Study text:
^^^^^^^^

The latest development in the controversy about the locomotory abilities of Plateosaurus is an assessment of the range of motion of the forelimb of Plateosaurus and the close relative Massospondylus by Bonnan and Senter (2007), which indicated that manus pronation was impossible. Therefore, Bonnan and Senter (2007) concluded that Plateosaurus was an obligate biped.

Recent research (Fechner 2006; Remes 2006, 2008) suggests that the paradigm of obligatorily bipedal ancestral dinosaurs may be wrong, and that the first dinosaurs were at most facultatively bipedal, holding their hind limbs in strongly flexed poses during quadrupedal locomotion. Such a posture allows subequal functional limb and thus stride lengths despite significantly different total limb lengths, and is similar to the posture of many small mammals. If this model of early dinosaurian locomotion is correct, then the obligate quadrupedal posture of sauropods is a primitive character, most small ornithischians with highly different limb lengths may have been facultatively quadrupedal as well, and bipedal posture would have evolved de novo and potentially separately in several dinosaurian lineages, such as theropods, some 'prosauropods', and some ornithopods.

^^^^^^^^

Structured page parsing data
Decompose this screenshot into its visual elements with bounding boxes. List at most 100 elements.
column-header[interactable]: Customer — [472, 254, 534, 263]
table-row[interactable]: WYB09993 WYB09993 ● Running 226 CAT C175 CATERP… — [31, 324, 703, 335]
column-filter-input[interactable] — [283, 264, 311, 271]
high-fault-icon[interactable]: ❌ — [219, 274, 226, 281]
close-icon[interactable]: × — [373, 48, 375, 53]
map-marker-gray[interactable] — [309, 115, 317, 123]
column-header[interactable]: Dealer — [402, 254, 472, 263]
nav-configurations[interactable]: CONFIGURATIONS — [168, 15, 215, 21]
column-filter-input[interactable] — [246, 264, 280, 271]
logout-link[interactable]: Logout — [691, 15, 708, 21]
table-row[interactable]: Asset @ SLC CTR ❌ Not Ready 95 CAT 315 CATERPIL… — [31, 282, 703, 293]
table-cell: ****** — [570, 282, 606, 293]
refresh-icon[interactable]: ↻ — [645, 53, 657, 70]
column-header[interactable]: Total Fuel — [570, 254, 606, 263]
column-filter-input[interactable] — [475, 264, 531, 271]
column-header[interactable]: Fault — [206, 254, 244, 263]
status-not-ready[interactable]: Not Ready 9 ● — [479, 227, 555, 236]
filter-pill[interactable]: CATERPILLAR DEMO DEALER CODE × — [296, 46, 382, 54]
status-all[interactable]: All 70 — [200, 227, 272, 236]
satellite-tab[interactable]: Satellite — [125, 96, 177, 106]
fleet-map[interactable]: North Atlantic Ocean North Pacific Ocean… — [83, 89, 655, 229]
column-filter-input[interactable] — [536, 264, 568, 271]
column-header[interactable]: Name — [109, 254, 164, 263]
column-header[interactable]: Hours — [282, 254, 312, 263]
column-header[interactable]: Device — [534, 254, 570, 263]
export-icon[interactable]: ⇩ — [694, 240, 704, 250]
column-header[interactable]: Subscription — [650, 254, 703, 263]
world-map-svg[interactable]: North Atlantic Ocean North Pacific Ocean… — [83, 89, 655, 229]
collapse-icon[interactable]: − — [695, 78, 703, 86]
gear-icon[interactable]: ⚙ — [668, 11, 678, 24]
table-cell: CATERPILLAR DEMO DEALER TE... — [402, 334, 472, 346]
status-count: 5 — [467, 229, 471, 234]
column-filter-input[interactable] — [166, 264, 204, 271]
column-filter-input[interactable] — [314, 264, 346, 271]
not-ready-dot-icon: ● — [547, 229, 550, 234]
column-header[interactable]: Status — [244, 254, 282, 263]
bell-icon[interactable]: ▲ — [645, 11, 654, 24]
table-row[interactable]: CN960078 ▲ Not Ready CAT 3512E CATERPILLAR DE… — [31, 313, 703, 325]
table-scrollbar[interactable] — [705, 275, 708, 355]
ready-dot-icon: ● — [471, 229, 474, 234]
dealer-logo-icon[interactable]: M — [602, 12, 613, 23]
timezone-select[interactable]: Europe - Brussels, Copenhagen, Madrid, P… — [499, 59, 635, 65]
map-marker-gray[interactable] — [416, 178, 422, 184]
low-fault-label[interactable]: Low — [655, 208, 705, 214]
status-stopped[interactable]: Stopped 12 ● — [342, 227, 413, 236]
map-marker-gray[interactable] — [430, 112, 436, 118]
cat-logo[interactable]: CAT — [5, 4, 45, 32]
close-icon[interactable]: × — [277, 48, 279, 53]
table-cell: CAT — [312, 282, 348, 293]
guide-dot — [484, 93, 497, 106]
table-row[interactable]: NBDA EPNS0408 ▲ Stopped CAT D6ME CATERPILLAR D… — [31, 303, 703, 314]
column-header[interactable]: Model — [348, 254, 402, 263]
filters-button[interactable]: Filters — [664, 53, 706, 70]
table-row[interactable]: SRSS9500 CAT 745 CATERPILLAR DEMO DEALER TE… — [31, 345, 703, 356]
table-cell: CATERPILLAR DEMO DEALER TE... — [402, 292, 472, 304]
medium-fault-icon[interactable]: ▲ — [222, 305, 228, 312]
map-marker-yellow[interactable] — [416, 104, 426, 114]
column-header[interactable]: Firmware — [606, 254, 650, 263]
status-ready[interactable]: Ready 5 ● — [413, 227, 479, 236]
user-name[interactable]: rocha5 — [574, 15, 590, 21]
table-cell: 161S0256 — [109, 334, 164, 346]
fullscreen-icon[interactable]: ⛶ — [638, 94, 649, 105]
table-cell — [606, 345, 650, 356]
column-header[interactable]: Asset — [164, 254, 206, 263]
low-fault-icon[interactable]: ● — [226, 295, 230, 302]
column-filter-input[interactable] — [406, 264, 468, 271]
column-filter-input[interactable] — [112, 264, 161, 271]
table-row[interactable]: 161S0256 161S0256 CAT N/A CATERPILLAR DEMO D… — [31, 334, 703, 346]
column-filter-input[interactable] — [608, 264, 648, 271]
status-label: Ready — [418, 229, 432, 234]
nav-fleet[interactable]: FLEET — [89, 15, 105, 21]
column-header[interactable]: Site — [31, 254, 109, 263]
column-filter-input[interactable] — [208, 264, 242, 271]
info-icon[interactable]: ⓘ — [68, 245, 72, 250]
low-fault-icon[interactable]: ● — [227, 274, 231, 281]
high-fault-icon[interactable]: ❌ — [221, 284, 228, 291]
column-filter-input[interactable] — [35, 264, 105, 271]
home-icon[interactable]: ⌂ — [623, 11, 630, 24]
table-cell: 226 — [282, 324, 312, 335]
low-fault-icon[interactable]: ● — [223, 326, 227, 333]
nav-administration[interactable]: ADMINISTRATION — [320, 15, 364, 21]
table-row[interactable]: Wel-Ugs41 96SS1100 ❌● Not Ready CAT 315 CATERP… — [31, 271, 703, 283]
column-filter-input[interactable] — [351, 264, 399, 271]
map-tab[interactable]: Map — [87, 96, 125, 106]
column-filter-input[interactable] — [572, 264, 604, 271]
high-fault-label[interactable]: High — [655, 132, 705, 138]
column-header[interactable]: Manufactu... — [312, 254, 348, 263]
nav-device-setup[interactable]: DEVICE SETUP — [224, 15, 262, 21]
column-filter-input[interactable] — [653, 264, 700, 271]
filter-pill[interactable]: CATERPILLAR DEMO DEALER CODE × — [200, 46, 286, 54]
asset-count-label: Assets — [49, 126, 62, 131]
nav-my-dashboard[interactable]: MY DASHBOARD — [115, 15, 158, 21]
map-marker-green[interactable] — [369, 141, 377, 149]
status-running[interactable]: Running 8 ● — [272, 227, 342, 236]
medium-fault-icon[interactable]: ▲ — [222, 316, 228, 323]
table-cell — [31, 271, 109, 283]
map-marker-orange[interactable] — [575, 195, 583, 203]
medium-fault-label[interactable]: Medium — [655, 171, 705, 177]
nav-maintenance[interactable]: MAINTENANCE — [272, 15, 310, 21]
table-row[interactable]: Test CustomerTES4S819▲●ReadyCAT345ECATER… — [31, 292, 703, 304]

^^^^^^^^

Exercises to complete:
#1 According to the passage on dinosaur locomotion, what does a strongly flexed hind-limb posture during quadrupedal locomotion make possible?
#2 In the passage on dinosaur locomotion, write out the stretch from "The latest development" through "an obligate biped." with "obligate biped" swapped for "facultative quadruped".
The listing has no connection to the passage on dinosaur locomotion.

Activity answers:
#1 Holding the hind limbs in strongly flexed poses allows the functional limb lengths, and therefore the stride lengths, to be subequal even though the total limb lengths differ significantly. The passage compares this posture to that of many small mammals.

#2
The latest development in the controversy about the locomotory abilities of Plateosaurus is an assessment of the range of motion of the forelimb of Plateosaurus and the close relative Massospondylus by Bonnan and Senter (2007), which indicated that manus pronation was impossible. Therefore, Bonnan and Senter (2007) concluded that Plateosaurus was an facultative quadruped.